Prompt:
Reproduce the data verbatim, from the line containing "svg-text:18,3: 18,3 <box>180" through the line containing "mounting tab bottom-left", including both of those lines.

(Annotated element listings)
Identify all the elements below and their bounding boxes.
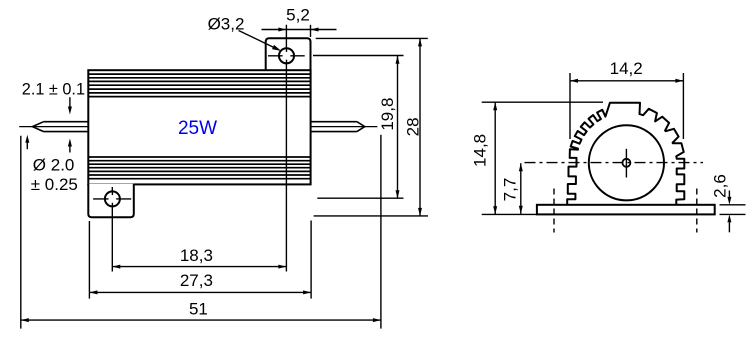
svg-text:18,3: 18,3 <box>180 246 213 265</box>
mounting hole top tab <box>279 48 294 63</box>
center lead hole <box>622 159 630 167</box>
finned housing cross-section (gear profile) <box>567 103 684 205</box>
svg-text:± 0.25: ± 0.25 <box>31 175 78 194</box>
mounting tab bottom-left <box>88 184 134 218</box>
hole crosshairs top tab <box>268 55 305 57</box>
center line horizontal (dash-dot) <box>525 162 704 164</box>
arrow down to lead top <box>69 97 71 108</box>
svg-text:5,2: 5,2 <box>286 5 310 24</box>
svg-text:19,8: 19,8 <box>378 98 397 131</box>
svg-text:7,7: 7,7 <box>501 178 520 202</box>
arrow up to lead bottom <box>69 145 71 153</box>
mounting hole bottom tab <box>105 191 120 206</box>
extension line through top hole center (vertical) <box>285 25 287 272</box>
arrow up at lead tip <box>26 141 28 149</box>
svg-text:2.1 ± 0.1: 2.1 ± 0.1 <box>22 81 85 99</box>
plate bottom extension to the left <box>482 213 537 215</box>
svg-text:14,8: 14,8 <box>470 134 489 167</box>
base plate <box>537 205 715 215</box>
mounting tab top-right <box>266 38 311 71</box>
svg-text:2,6: 2,6 <box>710 174 729 198</box>
resistor body <box>88 70 310 184</box>
hole crosshairs bottom tab <box>93 198 131 200</box>
svg-text:25W: 25W <box>178 118 217 139</box>
mounting hole center line left (dashed) <box>553 189 555 233</box>
left axial lead <box>19 122 88 132</box>
extension line through bottom hole (vertical) <box>111 187 113 272</box>
heatsink fins top <box>88 74 310 97</box>
svg-text:Ø 2.0: Ø 2.0 <box>33 155 75 174</box>
right axial lead <box>311 122 378 132</box>
resistor core circle <box>589 125 664 200</box>
svg-text:14,2: 14,2 <box>610 59 643 78</box>
mounting hole center line right (dashed) <box>696 189 698 233</box>
heatsink fins bottom <box>88 157 310 179</box>
svg-text:51: 51 <box>189 300 208 319</box>
svg-text:27,3: 27,3 <box>180 271 213 290</box>
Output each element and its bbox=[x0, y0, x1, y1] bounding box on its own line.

Result for this exercise:
svg-text:18,3: 18,3 <box>180 246 213 265</box>
mounting hole top tab <box>279 48 294 63</box>
center lead hole <box>622 159 630 167</box>
finned housing cross-section (gear profile) <box>567 103 684 205</box>
svg-text:± 0.25: ± 0.25 <box>31 175 78 194</box>
mounting tab bottom-left <box>88 184 134 218</box>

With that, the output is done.